Исходный текст:

* * *

Дмитрий Дубровский
Он появился в Минске в мае 1957-го в неполные двадцать – крепкого, кровь с молоком футболиста из райцентра привезли сразу в высшую лигу. И прозвали в команде “парнем с Костюковки” (есть такой поселок под Гомелем) – здоровенного, добродушного и неотесанного, как медведь. А тут еще злосчастное письмо, написанное им домой в первые дни пребывания на спартаковской даче и не отправленное вовремя, – острословам легла на душу фраза: “Так файно здесь кормят и даже дают компот”. Он не обижался, и эти “компот” и “файно” продолжали звучать у него рефреном. Пытался тянуться за городскими, покупал дорогие обновки из модного тогда букле, приставая к партнеру: “Леха, хороший пиджачок?” – а потом просил семейных, чтоб прихватили из дома бутерброды.
Зато как играл! Без школы, с огрехами техники, но с фантастической природной мощью и нацеленностью на ворота, что только и делает истинным центрфорвардом. Минской команде как раз не хватало тарана – Никуленко, Ероховец, Гончаров, Рудерман были форварды хитренькие, с обводкой, иные котировались и даже испытывали интерес московских клубов, но никто не претендовал на роль пробойного наконечника атаки. Когда же мяч получал Дубровский, в его прорыве было что-то стрельцовское – вероятно, отсюда бытующая легенда о его дружбе с Эдиком. Стрельца год спустя посадили и сделали имя нарицательным. Через несколько лет уходящего в ЦСК МО Дубровского протянула “Комсомолка” (фельетон назывался “Берегись! Звезда восходит”) — корреспондент прочил молодому форварду “печальную стрельцовскую славу”.

* * *

Что нужно сделать:
1. Перескажите короче абзац текста о Дмитрии Дубровском, начинающийся словами «Зато как играл!». Главные факты нужно сохранить.
2. Продолжите текст о Дмитрии Дубровском, начиная сразу после его последней фразы.

Исходные данные:
* * *

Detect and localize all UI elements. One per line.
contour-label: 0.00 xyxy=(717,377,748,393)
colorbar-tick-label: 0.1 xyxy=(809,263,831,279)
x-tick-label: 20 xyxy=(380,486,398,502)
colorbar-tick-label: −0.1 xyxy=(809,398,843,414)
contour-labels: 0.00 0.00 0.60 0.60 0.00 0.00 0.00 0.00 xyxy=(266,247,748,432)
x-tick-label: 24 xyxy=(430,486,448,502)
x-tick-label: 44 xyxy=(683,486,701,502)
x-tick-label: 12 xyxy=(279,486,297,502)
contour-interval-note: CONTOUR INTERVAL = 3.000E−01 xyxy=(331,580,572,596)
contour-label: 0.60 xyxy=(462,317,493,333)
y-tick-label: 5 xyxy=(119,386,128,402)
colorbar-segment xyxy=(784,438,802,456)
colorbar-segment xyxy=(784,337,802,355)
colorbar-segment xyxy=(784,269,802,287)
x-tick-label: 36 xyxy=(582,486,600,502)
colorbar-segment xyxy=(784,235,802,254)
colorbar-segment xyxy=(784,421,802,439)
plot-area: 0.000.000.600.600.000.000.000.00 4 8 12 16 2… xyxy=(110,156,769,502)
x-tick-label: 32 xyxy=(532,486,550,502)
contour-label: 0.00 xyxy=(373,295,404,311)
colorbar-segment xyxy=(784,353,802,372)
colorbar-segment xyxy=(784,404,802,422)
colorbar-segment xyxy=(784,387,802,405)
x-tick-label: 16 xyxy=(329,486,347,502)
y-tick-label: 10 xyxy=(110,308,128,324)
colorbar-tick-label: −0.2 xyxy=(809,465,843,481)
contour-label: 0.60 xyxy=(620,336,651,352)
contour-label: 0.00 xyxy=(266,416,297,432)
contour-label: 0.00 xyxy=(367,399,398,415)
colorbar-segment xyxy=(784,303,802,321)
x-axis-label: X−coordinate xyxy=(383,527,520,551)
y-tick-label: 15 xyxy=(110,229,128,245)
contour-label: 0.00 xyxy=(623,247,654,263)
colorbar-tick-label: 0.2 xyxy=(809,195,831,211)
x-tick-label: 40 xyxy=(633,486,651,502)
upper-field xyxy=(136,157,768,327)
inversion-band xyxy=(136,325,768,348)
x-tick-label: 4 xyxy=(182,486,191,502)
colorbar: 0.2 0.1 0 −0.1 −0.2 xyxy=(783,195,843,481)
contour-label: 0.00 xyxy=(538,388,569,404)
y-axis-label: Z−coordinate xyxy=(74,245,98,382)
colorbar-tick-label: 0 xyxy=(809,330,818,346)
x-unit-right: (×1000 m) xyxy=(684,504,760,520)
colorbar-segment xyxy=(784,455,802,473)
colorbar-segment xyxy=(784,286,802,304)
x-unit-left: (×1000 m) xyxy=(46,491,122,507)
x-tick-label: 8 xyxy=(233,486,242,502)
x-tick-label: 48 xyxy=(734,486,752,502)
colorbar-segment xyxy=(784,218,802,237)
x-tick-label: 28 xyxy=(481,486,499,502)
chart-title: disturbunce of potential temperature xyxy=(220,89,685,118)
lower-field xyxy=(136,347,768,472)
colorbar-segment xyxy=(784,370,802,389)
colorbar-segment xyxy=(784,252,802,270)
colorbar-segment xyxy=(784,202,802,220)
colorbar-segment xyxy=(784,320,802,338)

* * *

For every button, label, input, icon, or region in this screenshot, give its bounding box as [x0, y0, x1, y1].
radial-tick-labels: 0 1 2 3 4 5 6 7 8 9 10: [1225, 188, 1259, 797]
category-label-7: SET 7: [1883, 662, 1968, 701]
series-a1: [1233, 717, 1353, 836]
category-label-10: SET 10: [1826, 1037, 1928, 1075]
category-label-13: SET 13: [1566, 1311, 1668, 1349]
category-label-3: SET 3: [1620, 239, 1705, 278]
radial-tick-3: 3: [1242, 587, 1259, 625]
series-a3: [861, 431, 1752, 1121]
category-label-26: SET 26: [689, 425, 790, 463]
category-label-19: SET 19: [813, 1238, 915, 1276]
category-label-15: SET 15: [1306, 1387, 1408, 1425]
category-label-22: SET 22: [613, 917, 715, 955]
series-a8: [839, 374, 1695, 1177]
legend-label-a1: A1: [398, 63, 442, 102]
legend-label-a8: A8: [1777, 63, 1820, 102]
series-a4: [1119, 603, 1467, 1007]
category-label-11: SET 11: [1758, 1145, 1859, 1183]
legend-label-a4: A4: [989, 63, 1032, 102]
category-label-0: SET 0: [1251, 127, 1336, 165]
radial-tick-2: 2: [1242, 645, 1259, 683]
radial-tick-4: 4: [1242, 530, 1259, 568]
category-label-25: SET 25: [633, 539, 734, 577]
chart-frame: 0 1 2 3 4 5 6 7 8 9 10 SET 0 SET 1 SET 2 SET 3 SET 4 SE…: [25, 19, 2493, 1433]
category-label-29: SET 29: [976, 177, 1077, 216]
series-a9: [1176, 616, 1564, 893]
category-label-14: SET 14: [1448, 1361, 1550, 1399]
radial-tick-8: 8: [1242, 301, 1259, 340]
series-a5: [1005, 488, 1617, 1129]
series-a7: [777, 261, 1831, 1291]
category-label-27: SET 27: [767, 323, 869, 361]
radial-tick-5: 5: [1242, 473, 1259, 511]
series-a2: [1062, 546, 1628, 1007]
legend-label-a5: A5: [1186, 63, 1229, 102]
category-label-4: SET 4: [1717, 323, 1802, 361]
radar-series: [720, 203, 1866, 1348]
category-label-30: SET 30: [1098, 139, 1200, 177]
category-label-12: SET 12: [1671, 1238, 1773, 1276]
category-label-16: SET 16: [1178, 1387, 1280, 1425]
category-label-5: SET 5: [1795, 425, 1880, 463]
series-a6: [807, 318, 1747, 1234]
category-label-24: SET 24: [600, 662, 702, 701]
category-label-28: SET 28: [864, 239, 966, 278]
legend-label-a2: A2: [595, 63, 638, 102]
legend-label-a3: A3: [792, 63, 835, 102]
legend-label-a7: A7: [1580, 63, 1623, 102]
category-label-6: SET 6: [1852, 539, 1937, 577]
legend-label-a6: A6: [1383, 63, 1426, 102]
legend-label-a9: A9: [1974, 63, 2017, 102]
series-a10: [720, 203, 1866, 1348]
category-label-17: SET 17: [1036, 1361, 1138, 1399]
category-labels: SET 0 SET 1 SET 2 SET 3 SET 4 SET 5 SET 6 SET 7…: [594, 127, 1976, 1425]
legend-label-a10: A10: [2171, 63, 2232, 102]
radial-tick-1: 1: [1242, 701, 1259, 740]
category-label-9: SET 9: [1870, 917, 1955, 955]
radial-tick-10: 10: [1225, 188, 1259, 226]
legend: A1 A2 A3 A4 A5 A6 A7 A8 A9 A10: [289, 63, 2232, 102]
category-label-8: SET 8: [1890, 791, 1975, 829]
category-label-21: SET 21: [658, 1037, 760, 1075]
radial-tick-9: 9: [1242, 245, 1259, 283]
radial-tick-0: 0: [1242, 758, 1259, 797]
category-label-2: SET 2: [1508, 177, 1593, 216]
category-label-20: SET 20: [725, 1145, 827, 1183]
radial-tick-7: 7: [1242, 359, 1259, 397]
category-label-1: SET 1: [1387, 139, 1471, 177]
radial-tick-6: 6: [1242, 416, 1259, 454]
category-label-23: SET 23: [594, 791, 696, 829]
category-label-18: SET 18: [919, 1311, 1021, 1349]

* * *

Ответы по заданиям:
1. Дубровский играл без школы и с огрехами техники, но брал огромной природной силой и напором на ворота, а это и делает нападающего настоящим центрфорвардом. Минской команде как раз не хватало такого тарана. Никуленко, Ероховец, Гончаров и Рудерман были хитрыми форвардами с обводкой, кое-кем интересовались московские клубы, но пробивать оборону никто из них не брался. В прорывах Дубровского было что-то стрельцовское, отсюда, видимо, и легенда о его дружбе с Эдиком. Стрельцова год спустя посадили, и его имя стало нарицательным. Через несколько лет, когда Дубровский уходил в ЦСК МО, «Комсомолка» напечатала о нём фельетон «Берегись! Звезда восходит». Корреспондент предсказывал молодому форварду «печальную стрельцовскую славу».

2.
Он и вырос, подобно юному Стрельцову – на голом месте, как трава, в своей не имевшей футбольной школы Речице, гоняя со сверстниками мяч в местечке Лужок. Поступил в Гомельский физкультурный техникум, который затем перебазировался в Гродно. Дубровский учился на последнем курсе, когда его заметил “Спартак”. По еще одной легенде, Минск забрал форварда после того, как тот в составе команды техникума забил три гола самому Хомичу – очевидный натяг: Тигр вернулся в Москву в конце 1955-го, а Дубровского обратили в спартаковца в 57-м. Вероятно, местная молва по прошествии времени неосознанно ассоциировала Дубровского и с кумиром нового поколения Прокопом, который действительно начал с гола в ворота Хомича, приехавшего в Бобруйск с ветеранской командой. Показательно здесь другое: ординарность легендами не обрастает.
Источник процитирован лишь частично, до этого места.